= Exercise aim =
Copy every entry exactly as given, minus the images.

□ □ □ □

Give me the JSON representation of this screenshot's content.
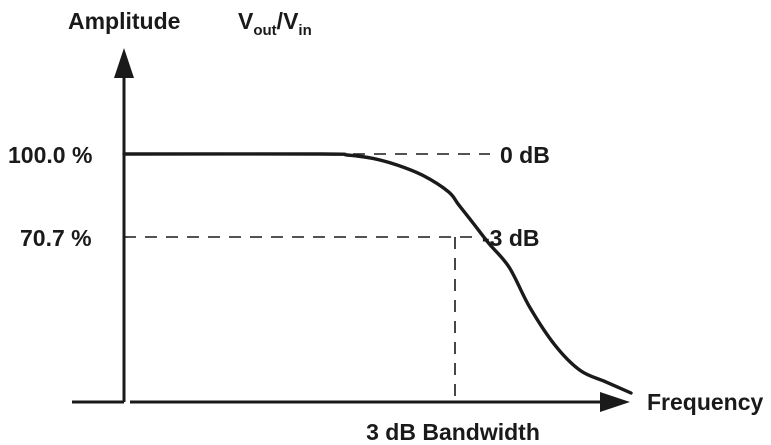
{
  "chart_data": {
    "type": "line",
    "y_axis_label": "Amplitude",
    "ratio_label": {
      "base1": "V",
      "sub1": "out",
      "slash": "/",
      "base2": "V",
      "sub2": "in"
    },
    "x_axis_label": "Frequency",
    "bandwidth_label": "3 dB Bandwidth",
    "levels": [
      {
        "value": 100.0,
        "percent_label": "100.0 %",
        "db_label": "0 dB"
      },
      {
        "value": 70.7,
        "percent_label": "70.7 %",
        "db_label": "-3 dB"
      }
    ],
    "series": [
      {
        "x": [
          0,
          0.39,
          0.44,
          0.49,
          0.54,
          0.59,
          0.64,
          0.66,
          0.69,
          0.72,
          0.76,
          0.8,
          0.85,
          0.9,
          0.95,
          1.0
        ],
        "y": [
          100.0,
          100.0,
          99.6,
          98.2,
          95.3,
          91.0,
          84.2,
          78.8,
          70.7,
          62.5,
          52.5,
          36.0,
          20.0,
          9.4,
          4.7,
          0.0
        ]
      }
    ],
    "cutoff_x": 0.69,
    "y_range": [
      0,
      100
    ],
    "colors": {
      "ink": "#1a1a1a",
      "background": "#ffffff"
    }
  }
}
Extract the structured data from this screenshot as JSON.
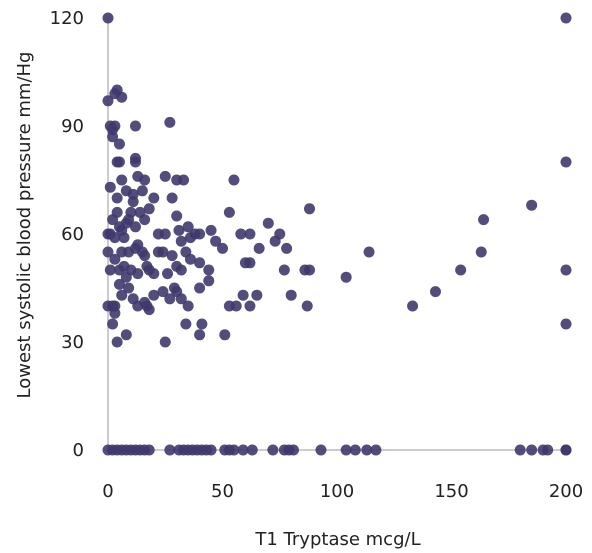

□ □ □ □

= Exercise output =
Give me the JSON representation of this screenshot's content.
{
  "chart_data": {
    "type": "line",
    "y_axis_label": "Amplitude",
    "ratio_label": {
      "base1": "V",
      "sub1": "out",
      "slash": "/",
      "base2": "V",
      "sub2": "in"
    },
    "x_axis_label": "Frequency",
    "bandwidth_label": "3 dB Bandwidth",
    "levels": [
      {
        "value": 100.0,
        "percent_label": "100.0 %",
        "db_label": "0 dB"
      },
      {
        "value": 70.7,
        "percent_label": "70.7 %",
        "db_label": "-3 dB"
      }
    ],
    "series": [
      {
        "x": [
          0,
          0.39,
          0.44,
          0.49,
          0.54,
          0.59,
          0.64,
          0.66,
          0.69,
          0.72,
          0.76,
          0.8,
          0.85,
          0.9,
          0.95,
          1.0
        ],
        "y": [
          100.0,
          100.0,
          99.6,
          98.2,
          95.3,
          91.0,
          84.2,
          78.8,
          70.7,
          62.5,
          52.5,
          36.0,
          20.0,
          9.4,
          4.7,
          0.0
        ]
      }
    ],
    "cutoff_x": 0.69,
    "y_range": [
      0,
      100
    ],
    "colors": {
      "ink": "#1a1a1a",
      "background": "#ffffff"
    }
  }
}
Extract the structured data from this screenshot as JSON.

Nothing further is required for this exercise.